→ **TASK STATEMENT**: Only the number is wanted: count the lines that contain "intercept".

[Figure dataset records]
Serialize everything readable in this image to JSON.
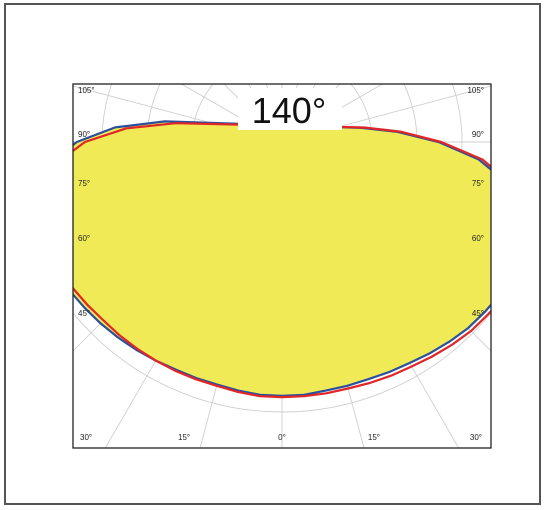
{
  "chart_data": {
    "type": "polar",
    "title": "140°",
    "angle_labels_left": [
      "105°",
      "90°",
      "75°",
      "60°",
      "45°",
      "30°",
      "15°"
    ],
    "angle_labels_right": [
      "105°",
      "90°",
      "75°",
      "60°",
      "45°",
      "30°",
      "15°"
    ],
    "angle_label_center": "0°",
    "radial_grid_lines": 6,
    "angular_grid_step_deg": 15,
    "grid": true,
    "beam_angle_deg": 140,
    "series": [
      {
        "color": "#2a4f9c",
        "fill": "#f0ea57",
        "angles_deg": [
          -100,
          -95,
          -90,
          -85,
          -80,
          -75,
          -70,
          -65,
          -60,
          -55,
          -50,
          -45,
          -40,
          -35,
          -30,
          -25,
          -20,
          -15,
          -10,
          -5,
          0,
          5,
          10,
          15,
          20,
          25,
          30,
          35,
          40,
          45,
          50,
          55,
          60,
          65,
          70,
          75,
          80,
          85,
          90,
          95,
          100
        ],
        "values": [
          0.44,
          0.62,
          0.76,
          0.86,
          0.92,
          0.95,
          0.96,
          0.965,
          0.965,
          0.96,
          0.955,
          0.95,
          0.945,
          0.94,
          0.935,
          0.93,
          0.93,
          0.93,
          0.935,
          0.94,
          0.94,
          0.94,
          0.935,
          0.935,
          0.935,
          0.94,
          0.945,
          0.955,
          0.965,
          0.975,
          0.98,
          0.985,
          0.985,
          0.975,
          0.95,
          0.91,
          0.84,
          0.73,
          0.58,
          0.43,
          0.3
        ]
      },
      {
        "color": "#e02626",
        "angles_deg": [
          -100,
          -95,
          -90,
          -85,
          -80,
          -75,
          -70,
          -65,
          -60,
          -55,
          -50,
          -45,
          -40,
          -35,
          -30,
          -25,
          -20,
          -15,
          -10,
          -5,
          0,
          5,
          10,
          15,
          20,
          25,
          30,
          35,
          40,
          45,
          50,
          55,
          60,
          65,
          70,
          75,
          80,
          85,
          90,
          95,
          100
        ],
        "values": [
          0.4,
          0.58,
          0.73,
          0.83,
          0.9,
          0.93,
          0.94,
          0.945,
          0.945,
          0.945,
          0.94,
          0.935,
          0.935,
          0.935,
          0.935,
          0.935,
          0.935,
          0.935,
          0.94,
          0.945,
          0.945,
          0.945,
          0.945,
          0.945,
          0.95,
          0.955,
          0.96,
          0.97,
          0.98,
          0.99,
          0.995,
          1.0,
          1.0,
          0.99,
          0.965,
          0.925,
          0.855,
          0.745,
          0.59,
          0.44,
          0.31
        ]
      }
    ]
  }
}
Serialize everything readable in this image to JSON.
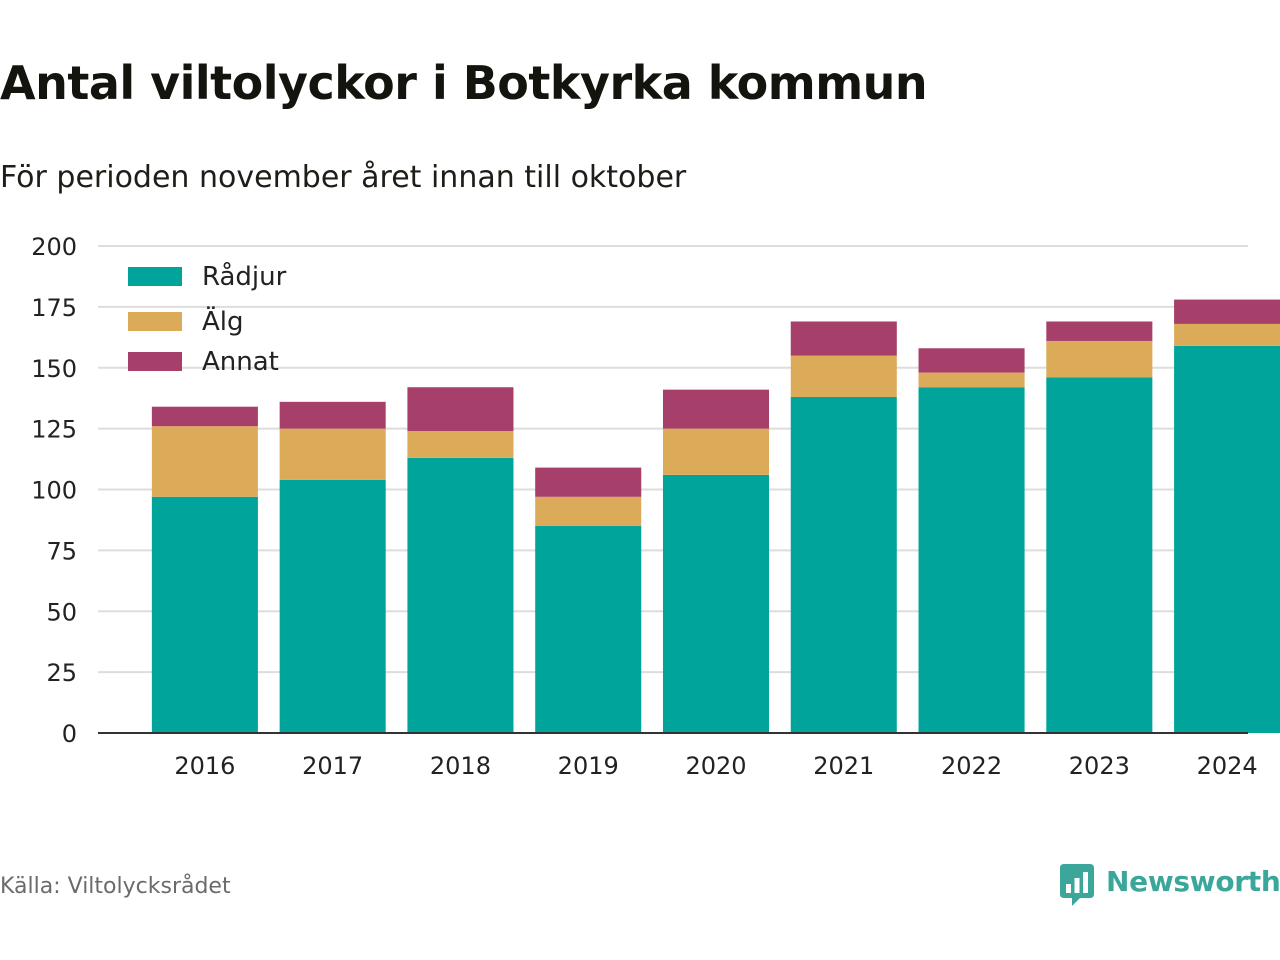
{
  "header": {
    "title": "Antal viltolyckor i Botkyrka kommun",
    "subtitle": "För perioden november året innan till oktober"
  },
  "footer": {
    "source": "Källa: Viltolycksrådet",
    "brand": "Newsworthy",
    "brand_icon": "bar-chart-speech-bubble-icon"
  },
  "colors": {
    "Rådjur": "#00a49a",
    "Älg": "#dcab5a",
    "Annat": "#a6406a",
    "grid": "#dddddd",
    "axis": "#333333",
    "brand": "#3aa79a"
  },
  "chart_data": {
    "type": "bar",
    "stacked": true,
    "categories": [
      "2016",
      "2017",
      "2018",
      "2019",
      "2020",
      "2021",
      "2022",
      "2023",
      "2024"
    ],
    "series": [
      {
        "name": "Rådjur",
        "values": [
          97,
          104,
          113,
          85,
          106,
          138,
          142,
          146,
          159
        ]
      },
      {
        "name": "Älg",
        "values": [
          29,
          21,
          11,
          12,
          19,
          17,
          6,
          15,
          9
        ]
      },
      {
        "name": "Annat",
        "values": [
          8,
          11,
          18,
          12,
          16,
          14,
          10,
          8,
          10
        ]
      }
    ],
    "ylim": [
      0,
      200
    ],
    "yticks": [
      0,
      25,
      50,
      75,
      100,
      125,
      150,
      175,
      200
    ],
    "grid": true,
    "legend": "top-left"
  }
}
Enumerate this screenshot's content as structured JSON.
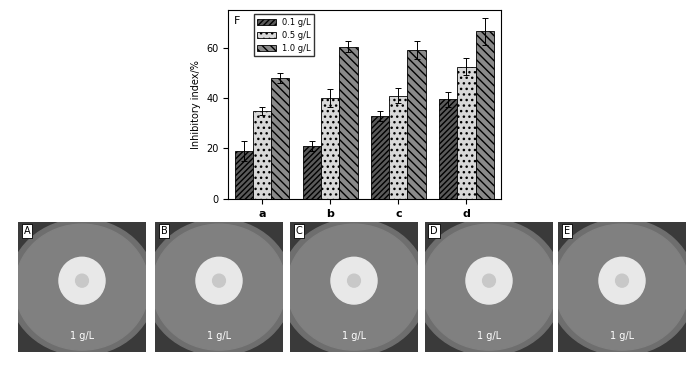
{
  "chart_data": {
    "type": "bar",
    "panel_label": "F",
    "y_label": "Inhibitory index/%",
    "categories": [
      "a",
      "b",
      "c",
      "d"
    ],
    "series": [
      {
        "name": "0.1 g/L",
        "color": "#5a5a5a",
        "values": [
          19,
          21,
          33,
          39.5
        ],
        "errors": [
          4,
          2,
          2,
          3
        ]
      },
      {
        "name": "0.5 g/L",
        "color": "#d8d8d8",
        "values": [
          35,
          40,
          41,
          52.5
        ],
        "errors": [
          1.5,
          3.5,
          3,
          3.5
        ]
      },
      {
        "name": "1.0 g/L",
        "color": "#8a8a8a",
        "values": [
          48,
          60.5,
          59,
          66.5
        ],
        "errors": [
          2,
          2,
          3.5,
          5.5
        ]
      }
    ],
    "ylim": [
      0,
      75
    ],
    "yticks": [
      0,
      20,
      40,
      60
    ],
    "grid": false,
    "legend": "upper left"
  },
  "photos": [
    {
      "label": "A",
      "text": "1 g/L"
    },
    {
      "label": "B",
      "text": "1 g/L"
    },
    {
      "label": "C",
      "text": "1 g/L"
    },
    {
      "label": "D",
      "text": "1 g/L"
    },
    {
      "label": "E",
      "text": "1 g/L"
    }
  ]
}
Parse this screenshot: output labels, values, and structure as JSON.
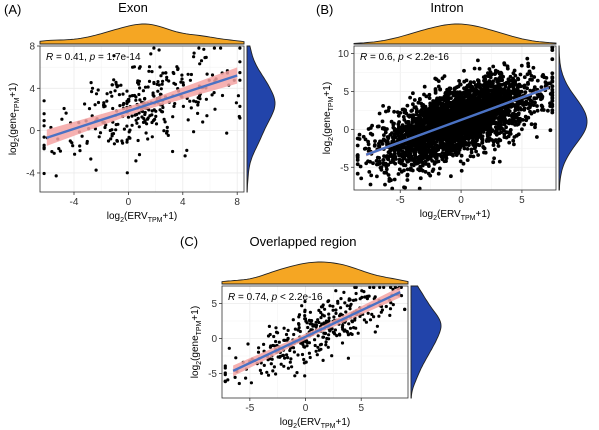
{
  "chart_data": [
    {
      "type": "scatter",
      "panel_label": "(A)",
      "title": "Exon",
      "ylabel_main": "log",
      "ylabel_sub": "2",
      "ylabel_rest": "(gene",
      "ylabel_tpm": "TPM",
      "ylabel_end": "+1)",
      "xlabel_main": "log",
      "xlabel_sub": "2",
      "xlabel_rest": "(ERV",
      "xlabel_tpm": "TPM",
      "xlabel_end": "+1)",
      "stat_r": "R",
      "stat_r_text": " = 0.41, ",
      "stat_p": "p",
      "stat_p_text": " = 1.7e-14",
      "xlim": [
        -6.5,
        8.5
      ],
      "ylim": [
        -5.8,
        8.0
      ],
      "xticks": [
        -4,
        0,
        4,
        8
      ],
      "yticks": [
        -4,
        0,
        4,
        8
      ],
      "xtick_labels": [
        "-4",
        "0",
        "4",
        "8"
      ],
      "ytick_labels": [
        "-4",
        "0",
        "4",
        "8"
      ],
      "fit": {
        "slope": 0.42,
        "intercept": 1.85,
        "x_from": -6.0,
        "x_to": 8.0
      },
      "n_points": 330,
      "point_style": "sparse",
      "x_density_color": "#f5a623",
      "y_density_color": "#2244aa",
      "line_color": "#4a72c4",
      "band_color": "#f4a3a3",
      "grid": true
    },
    {
      "type": "scatter",
      "panel_label": "(B)",
      "title": "Intron",
      "ylabel_main": "log",
      "ylabel_sub": "2",
      "ylabel_rest": "(gene",
      "ylabel_tpm": "TPM",
      "ylabel_end": "+1)",
      "xlabel_main": "log",
      "xlabel_sub": "2",
      "xlabel_rest": "(ERV",
      "xlabel_tpm": "TPM",
      "xlabel_end": "+1)",
      "stat_r": "R",
      "stat_r_text": " = 0.6, ",
      "stat_p": "p",
      "stat_p_text": " < 2.2e-16",
      "xlim": [
        -8.8,
        7.8
      ],
      "ylim": [
        -8.0,
        11.0
      ],
      "xticks": [
        -5,
        0,
        5
      ],
      "yticks": [
        -5,
        0,
        5,
        10
      ],
      "xtick_labels": [
        "-5",
        "0",
        "5"
      ],
      "ytick_labels": [
        "-5",
        "0",
        "5",
        "10"
      ],
      "fit": {
        "slope": 0.59,
        "intercept": 1.25,
        "x_from": -7.8,
        "x_to": 7.2
      },
      "n_points": 3500,
      "point_style": "dense",
      "x_density_color": "#f5a623",
      "y_density_color": "#2244aa",
      "line_color": "#4a72c4",
      "band_color": "#f4a3a3",
      "grid": true
    },
    {
      "type": "scatter",
      "panel_label": "(C)",
      "title": "Overlapped region",
      "ylabel_main": "log",
      "ylabel_sub": "2",
      "ylabel_rest": "(gene",
      "ylabel_tpm": "TPM",
      "ylabel_end": "+1)",
      "xlabel_main": "log",
      "xlabel_sub": "2",
      "xlabel_rest": "(ERV",
      "xlabel_tpm": "TPM",
      "xlabel_end": "+1)",
      "stat_r": "R",
      "stat_r_text": " = 0.74, ",
      "stat_p": "p",
      "stat_p_text": " < 2.2e-16",
      "xlim": [
        -7.5,
        9.2
      ],
      "ylim": [
        -8.5,
        7.5
      ],
      "xticks": [
        -5,
        0,
        5
      ],
      "yticks": [
        -5,
        0,
        5
      ],
      "xtick_labels": [
        "-5",
        "0",
        "5"
      ],
      "ytick_labels": [
        "-5",
        "0",
        "5"
      ],
      "fit": {
        "slope": 0.75,
        "intercept": 0.25,
        "x_from": -6.5,
        "x_to": 8.5
      },
      "n_points": 360,
      "point_style": "sparse",
      "x_density_color": "#f5a623",
      "y_density_color": "#2244aa",
      "line_color": "#4a72c4",
      "band_color": "#f4a3a3",
      "grid": true
    }
  ]
}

→ **IN RESPONSE**: 3